Data items
------------------------------------------------------------------------

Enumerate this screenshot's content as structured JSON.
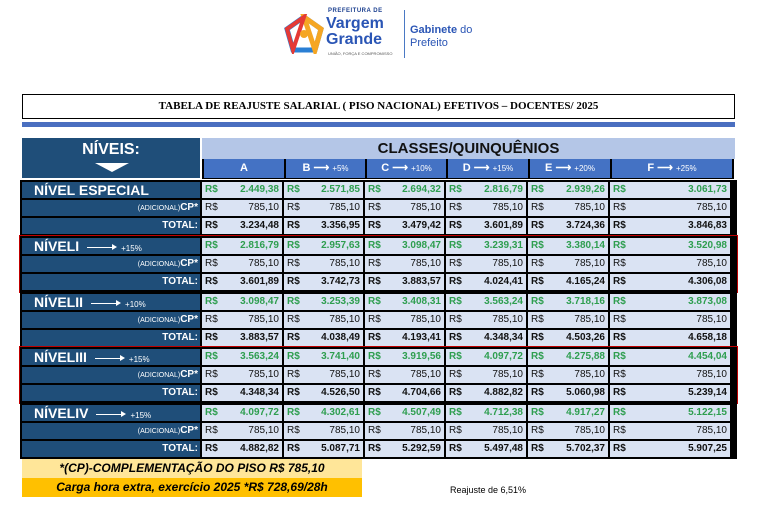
{
  "logo": {
    "prefix": "PREFEITURA DE",
    "name_line1": "Vargem",
    "name_line2": "Grande",
    "slogan": "UNIÃO, FORÇA E COMPROMISSO",
    "office_bold": "Gabinete",
    "office_rest": " do",
    "office_line2": "Prefeito"
  },
  "title": "TABELA DE REAJUSTE SALARIAL ( PISO NACIONAL) EFETIVOS – DOCENTES/ 2025",
  "header": {
    "levels_label": "NÍVEIS:",
    "classes_label": "CLASSES/QUINQUÊNIOS"
  },
  "columns": [
    {
      "letter": "A",
      "pct": ""
    },
    {
      "letter": "B",
      "pct": "+5%"
    },
    {
      "letter": "C",
      "pct": "+10%"
    },
    {
      "letter": "D",
      "pct": "+15%"
    },
    {
      "letter": "E",
      "pct": "+20%"
    },
    {
      "letter": "F",
      "pct": "+25%"
    }
  ],
  "currency": "R$",
  "sub_label_small": "(ADICIONAL)",
  "sub_label_big": "CP*",
  "total_label": "TOTAL:",
  "groups": [
    {
      "name": "NÍVEL ESPECIAL",
      "pct": "",
      "red": false,
      "base": [
        "2.449,38",
        "2.571,85",
        "2.694,32",
        "2.816,79",
        "2.939,26",
        "3.061,73"
      ],
      "cp": [
        "785,10",
        "785,10",
        "785,10",
        "785,10",
        "785,10",
        "785,10"
      ],
      "total": [
        "3.234,48",
        "3.356,95",
        "3.479,42",
        "3.601,89",
        "3.724,36",
        "3.846,83"
      ]
    },
    {
      "name": "NÍVELI",
      "pct": "+15%",
      "red": true,
      "base": [
        "2.816,79",
        "2.957,63",
        "3.098,47",
        "3.239,31",
        "3.380,14",
        "3.520,98"
      ],
      "cp": [
        "785,10",
        "785,10",
        "785,10",
        "785,10",
        "785,10",
        "785,10"
      ],
      "total": [
        "3.601,89",
        "3.742,73",
        "3.883,57",
        "4.024,41",
        "4.165,24",
        "4.306,08"
      ]
    },
    {
      "name": "NÍVELII",
      "pct": "+10%",
      "red": false,
      "base": [
        "3.098,47",
        "3.253,39",
        "3.408,31",
        "3.563,24",
        "3.718,16",
        "3.873,08"
      ],
      "cp": [
        "785,10",
        "785,10",
        "785,10",
        "785,10",
        "785,10",
        "785,10"
      ],
      "total": [
        "3.883,57",
        "4.038,49",
        "4.193,41",
        "4.348,34",
        "4.503,26",
        "4.658,18"
      ]
    },
    {
      "name": "NÍVELIII",
      "pct": "+15%",
      "red": true,
      "base": [
        "3.563,24",
        "3.741,40",
        "3.919,56",
        "4.097,72",
        "4.275,88",
        "4.454,04"
      ],
      "cp": [
        "785,10",
        "785,10",
        "785,10",
        "785,10",
        "785,10",
        "785,10"
      ],
      "total": [
        "4.348,34",
        "4.526,50",
        "4.704,66",
        "4.882,82",
        "5.060,98",
        "5.239,14"
      ]
    },
    {
      "name": "NÍVELIV",
      "pct": "+15%",
      "red": false,
      "base": [
        "4.097,72",
        "4.302,61",
        "4.507,49",
        "4.712,38",
        "4.917,27",
        "5.122,15"
      ],
      "cp": [
        "785,10",
        "785,10",
        "785,10",
        "785,10",
        "785,10",
        "785,10"
      ],
      "total": [
        "4.882,82",
        "5.087,71",
        "5.292,59",
        "5.497,48",
        "5.702,37",
        "5.907,25"
      ]
    }
  ],
  "footer": {
    "note1": "*(CP)-COMPLEMENTAÇÃO DO PISO R$ 785,10",
    "note2": "Carga hora extra, exercício 2025 *R$ 728,69/28h",
    "adjustment": "Reajuste de 6,51%"
  }
}
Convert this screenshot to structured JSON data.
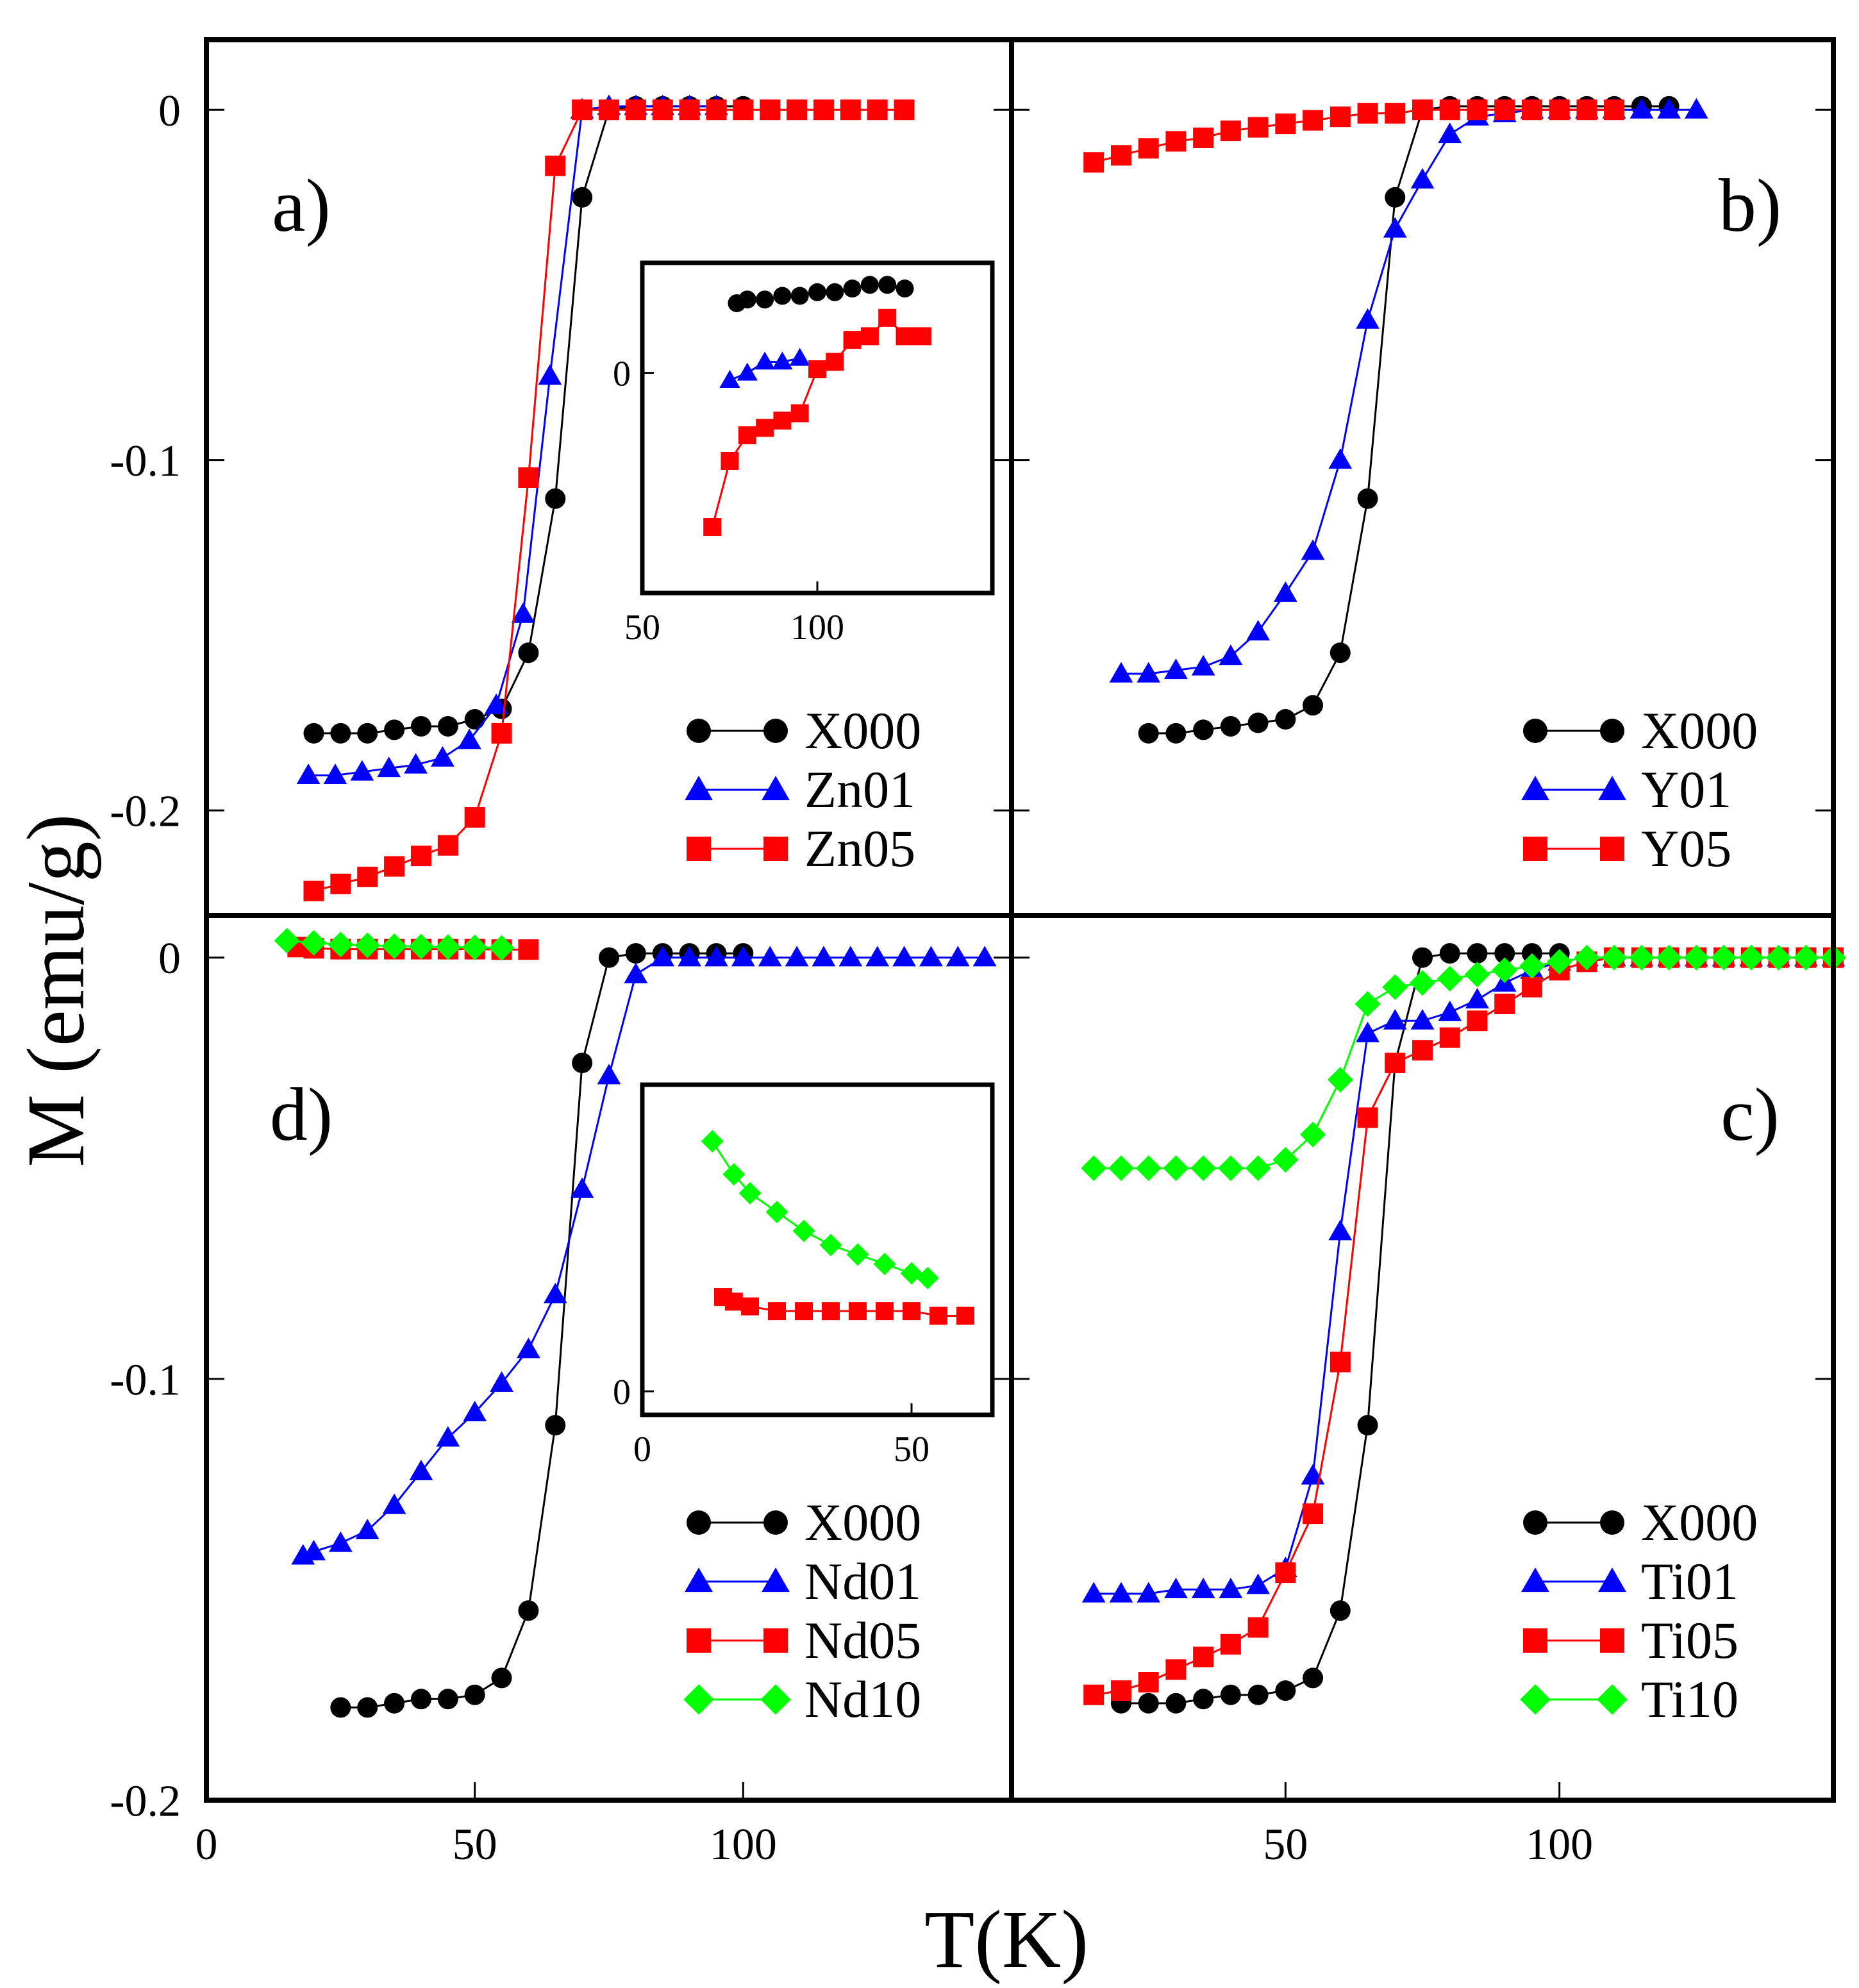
{
  "figure": {
    "ylabel": "M (emu/g)",
    "xlabel": "T(K)"
  },
  "chart_data": [
    {
      "id": "a",
      "type": "line",
      "panel_label": "a)",
      "xlim": [
        0,
        150
      ],
      "ylim": [
        -0.23,
        0.02
      ],
      "xticks": [],
      "yticks": [
        0,
        -0.1,
        -0.2
      ],
      "ytick_labels": [
        "0",
        "-0.1",
        "-0.2"
      ],
      "series": [
        {
          "name": "X000",
          "color": "#000000",
          "marker": "circle",
          "x": [
            20,
            25,
            30,
            35,
            40,
            45,
            50,
            55,
            60,
            65,
            70,
            75,
            80,
            85,
            90,
            95,
            100
          ],
          "y": [
            -0.178,
            -0.178,
            -0.178,
            -0.177,
            -0.176,
            -0.176,
            -0.174,
            -0.171,
            -0.155,
            -0.111,
            -0.025,
            0.0,
            0.001,
            0.001,
            0.001,
            0.001,
            0.001
          ]
        },
        {
          "name": "Zn01",
          "color": "#0000ff",
          "marker": "triangle",
          "x": [
            19,
            24,
            29,
            34,
            39,
            44,
            49,
            54,
            59,
            64,
            70,
            75,
            80,
            85,
            90,
            95
          ],
          "y": [
            -0.19,
            -0.19,
            -0.189,
            -0.188,
            -0.187,
            -0.185,
            -0.18,
            -0.17,
            -0.144,
            -0.076,
            0.0,
            0.001,
            0.001,
            0.001,
            0.001,
            0.001
          ]
        },
        {
          "name": "Zn05",
          "color": "#ff0000",
          "marker": "square",
          "x": [
            20,
            25,
            30,
            35,
            40,
            45,
            50,
            55,
            60,
            65,
            70,
            75,
            80,
            85,
            90,
            95,
            100,
            105,
            110,
            115,
            120,
            125,
            130
          ],
          "y": [
            -0.223,
            -0.221,
            -0.219,
            -0.216,
            -0.213,
            -0.21,
            -0.202,
            -0.178,
            -0.105,
            -0.016,
            0.0,
            0.0,
            0.0,
            0.0,
            0.0,
            0.0,
            0.0,
            0.0,
            0.0,
            0.0,
            0.0,
            0.0,
            0.0
          ]
        }
      ]
    },
    {
      "id": "a-inset",
      "type": "line",
      "xlim": [
        50,
        150
      ],
      "ylim": [
        -0.006,
        0.003
      ],
      "xticks": [
        50,
        100
      ],
      "yticks": [
        0
      ],
      "ytick_labels": [
        "0"
      ],
      "series": [
        {
          "name": "X000",
          "color": "#000000",
          "marker": "circle",
          "x": [
            77,
            80,
            85,
            90,
            95,
            100,
            105,
            110,
            115,
            120,
            125
          ],
          "y": [
            0.0019,
            0.002,
            0.002,
            0.0021,
            0.0021,
            0.0022,
            0.0022,
            0.0023,
            0.0024,
            0.0024,
            0.0023
          ]
        },
        {
          "name": "Zn01",
          "color": "#0000ff",
          "marker": "triangle",
          "x": [
            75,
            80,
            85,
            90,
            95
          ],
          "y": [
            -0.0002,
            0.0,
            0.0003,
            0.0003,
            0.0004
          ]
        },
        {
          "name": "Zn05",
          "color": "#ff0000",
          "marker": "square",
          "x": [
            70,
            75,
            80,
            85,
            90,
            95,
            100,
            105,
            110,
            115,
            120,
            125,
            130
          ],
          "y": [
            -0.0042,
            -0.0024,
            -0.0017,
            -0.0015,
            -0.0013,
            -0.0011,
            0.0001,
            0.0003,
            0.0009,
            0.001,
            0.0015,
            0.001,
            0.001
          ]
        }
      ]
    },
    {
      "id": "b",
      "type": "line",
      "panel_label": "b)",
      "xlim": [
        0,
        150
      ],
      "ylim": [
        -0.23,
        0.02
      ],
      "xticks": [],
      "yticks": [
        0,
        -0.1,
        -0.2
      ],
      "ytick_labels": [],
      "series": [
        {
          "name": "X000",
          "color": "#000000",
          "marker": "circle",
          "x": [
            25,
            30,
            35,
            40,
            45,
            50,
            55,
            60,
            65,
            70,
            75,
            80,
            85,
            90,
            95,
            100,
            105,
            110,
            115,
            120
          ],
          "y": [
            -0.178,
            -0.178,
            -0.177,
            -0.176,
            -0.175,
            -0.174,
            -0.17,
            -0.155,
            -0.111,
            -0.025,
            0.0,
            0.001,
            0.001,
            0.001,
            0.001,
            0.001,
            0.001,
            0.001,
            0.001,
            0.001
          ]
        },
        {
          "name": "Y01",
          "color": "#0000ff",
          "marker": "triangle",
          "x": [
            20,
            25,
            30,
            35,
            40,
            45,
            50,
            55,
            60,
            65,
            70,
            75,
            80,
            85,
            90,
            95,
            100,
            105,
            110,
            115,
            120,
            125
          ],
          "y": [
            -0.161,
            -0.161,
            -0.16,
            -0.159,
            -0.156,
            -0.149,
            -0.138,
            -0.126,
            -0.1,
            -0.06,
            -0.034,
            -0.02,
            -0.007,
            -0.002,
            -0.001,
            0.0,
            0.0,
            0.0,
            0.0,
            0.0,
            0.0,
            0.0
          ]
        },
        {
          "name": "Y05",
          "color": "#ff0000",
          "marker": "square",
          "x": [
            15,
            20,
            25,
            30,
            35,
            40,
            45,
            50,
            55,
            60,
            65,
            70,
            75,
            80,
            85,
            90,
            95,
            100,
            105,
            110
          ],
          "y": [
            -0.015,
            -0.013,
            -0.011,
            -0.009,
            -0.008,
            -0.006,
            -0.005,
            -0.004,
            -0.003,
            -0.002,
            -0.001,
            -0.001,
            0.0,
            0.0,
            0.0,
            0.0,
            0.0,
            0.0,
            0.0,
            0.0
          ]
        }
      ]
    },
    {
      "id": "d",
      "type": "line",
      "panel_label": "d)",
      "xlim": [
        0,
        150
      ],
      "ylim": [
        -0.2,
        0.01
      ],
      "xticks": [
        0,
        50,
        100
      ],
      "yticks": [
        0,
        -0.1,
        -0.2
      ],
      "ytick_labels": [
        "0",
        "-0.1",
        "-0.2"
      ],
      "series": [
        {
          "name": "X000",
          "color": "#000000",
          "marker": "circle",
          "x": [
            25,
            30,
            35,
            40,
            45,
            50,
            55,
            60,
            65,
            70,
            75,
            80,
            85,
            90,
            95,
            100
          ],
          "y": [
            -0.178,
            -0.178,
            -0.177,
            -0.176,
            -0.176,
            -0.175,
            -0.171,
            -0.155,
            -0.111,
            -0.025,
            0.0,
            0.001,
            0.001,
            0.001,
            0.001,
            0.001
          ]
        },
        {
          "name": "Nd01",
          "color": "#0000ff",
          "marker": "triangle",
          "x": [
            18,
            20,
            25,
            30,
            35,
            40,
            45,
            50,
            55,
            60,
            65,
            70,
            75,
            80,
            85,
            90,
            95,
            100,
            105,
            110,
            115,
            120,
            125,
            130,
            135,
            140,
            145
          ],
          "y": [
            -0.142,
            -0.141,
            -0.139,
            -0.136,
            -0.13,
            -0.122,
            -0.114,
            -0.108,
            -0.101,
            -0.093,
            -0.08,
            -0.055,
            -0.028,
            -0.004,
            0.0,
            0.0,
            0.0,
            0.0,
            0.0,
            0.0,
            0.0,
            0.0,
            0.0,
            0.0,
            0.0,
            0.0,
            0.0
          ]
        },
        {
          "name": "Nd05",
          "color": "#ff0000",
          "marker": "square",
          "x": [
            17,
            20,
            25,
            30,
            35,
            40,
            45,
            50,
            55,
            60
          ],
          "y": [
            0.0025,
            0.0022,
            0.002,
            0.002,
            0.002,
            0.002,
            0.002,
            0.002,
            0.0019,
            0.0019
          ]
        },
        {
          "name": "Nd10",
          "color": "#00ff00",
          "marker": "diamond",
          "x": [
            15,
            20,
            25,
            30,
            35,
            40,
            45,
            50,
            55
          ],
          "y": [
            0.004,
            0.0035,
            0.0031,
            0.0029,
            0.0027,
            0.0026,
            0.0025,
            0.0024,
            0.0023
          ]
        }
      ]
    },
    {
      "id": "d-inset",
      "type": "line",
      "xlim": [
        0,
        65
      ],
      "ylim": [
        -0.0005,
        0.0065
      ],
      "xticks": [
        0,
        50
      ],
      "yticks": [
        0
      ],
      "ytick_labels": [
        "0"
      ],
      "series": [
        {
          "name": "Nd05",
          "color": "#ff0000",
          "marker": "square",
          "x": [
            15,
            17,
            20,
            25,
            30,
            35,
            40,
            45,
            50,
            55,
            60
          ],
          "y": [
            0.002,
            0.0019,
            0.0018,
            0.0017,
            0.0017,
            0.0017,
            0.0017,
            0.0017,
            0.0017,
            0.0016,
            0.0016
          ]
        },
        {
          "name": "Nd10",
          "color": "#00ff00",
          "marker": "diamond",
          "x": [
            13,
            17,
            20,
            25,
            30,
            35,
            40,
            45,
            50,
            53
          ],
          "y": [
            0.0053,
            0.0046,
            0.0042,
            0.0038,
            0.0034,
            0.0031,
            0.0029,
            0.0027,
            0.0025,
            0.0024
          ]
        }
      ]
    },
    {
      "id": "c",
      "type": "line",
      "panel_label": "c)",
      "xlim": [
        0,
        150
      ],
      "ylim": [
        -0.2,
        0.01
      ],
      "xticks": [
        50,
        100
      ],
      "yticks": [
        0,
        -0.1,
        -0.2
      ],
      "ytick_labels": [],
      "series": [
        {
          "name": "X000",
          "color": "#000000",
          "marker": "circle",
          "x": [
            20,
            25,
            30,
            35,
            40,
            45,
            50,
            55,
            60,
            65,
            70,
            75,
            80,
            85,
            90,
            95,
            100
          ],
          "y": [
            -0.177,
            -0.177,
            -0.177,
            -0.176,
            -0.175,
            -0.175,
            -0.174,
            -0.171,
            -0.155,
            -0.111,
            -0.025,
            0.0,
            0.001,
            0.001,
            0.001,
            0.001,
            0.001
          ]
        },
        {
          "name": "Ti01",
          "color": "#0000ff",
          "marker": "triangle",
          "x": [
            15,
            20,
            25,
            30,
            35,
            40,
            45,
            50,
            55,
            60,
            65,
            70,
            75,
            80,
            85,
            90,
            95,
            100,
            105,
            110,
            115,
            120,
            125,
            130,
            135,
            140,
            145,
            150
          ],
          "y": [
            -0.151,
            -0.151,
            -0.151,
            -0.15,
            -0.15,
            -0.15,
            -0.149,
            -0.145,
            -0.123,
            -0.065,
            -0.018,
            -0.015,
            -0.015,
            -0.013,
            -0.01,
            -0.006,
            -0.003,
            -0.001,
            0.0,
            0.0,
            0.0,
            0.0,
            0.0,
            0.0,
            0.0,
            0.0,
            0.0,
            0.0
          ]
        },
        {
          "name": "Ti05",
          "color": "#ff0000",
          "marker": "square",
          "x": [
            15,
            20,
            25,
            30,
            35,
            40,
            45,
            50,
            55,
            60,
            65,
            70,
            75,
            80,
            85,
            90,
            95,
            100,
            105,
            110,
            115,
            120,
            125,
            130,
            135,
            140,
            145,
            150
          ],
          "y": [
            -0.175,
            -0.174,
            -0.172,
            -0.169,
            -0.166,
            -0.163,
            -0.159,
            -0.146,
            -0.132,
            -0.096,
            -0.038,
            -0.025,
            -0.022,
            -0.019,
            -0.015,
            -0.011,
            -0.007,
            -0.003,
            -0.001,
            0.0,
            0.0,
            0.0,
            0.0,
            0.0,
            0.0,
            0.0,
            0.0,
            0.0
          ]
        },
        {
          "name": "Ti10",
          "color": "#00ff00",
          "marker": "diamond",
          "x": [
            15,
            20,
            25,
            30,
            35,
            40,
            45,
            50,
            55,
            60,
            65,
            70,
            75,
            80,
            85,
            90,
            95,
            100,
            105,
            110,
            115,
            120,
            125,
            130,
            135,
            140,
            145,
            150
          ],
          "y": [
            -0.05,
            -0.05,
            -0.05,
            -0.05,
            -0.05,
            -0.05,
            -0.05,
            -0.048,
            -0.042,
            -0.029,
            -0.011,
            -0.007,
            -0.006,
            -0.005,
            -0.004,
            -0.003,
            -0.002,
            -0.001,
            0.0,
            0.0,
            0.0,
            0.0,
            0.0,
            0.0,
            0.0,
            0.0,
            0.0,
            0.0
          ]
        }
      ]
    }
  ]
}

------------------------------------------------------------------------

▶ **Exercise task**: Using the records above, find and show each line with the string "letter".

▶ **The reply**:
      "letter": "A",
      "letter": "B",
      "letter": "C",
      "letter": "D",
      "letter": "E",
      "letter": "F",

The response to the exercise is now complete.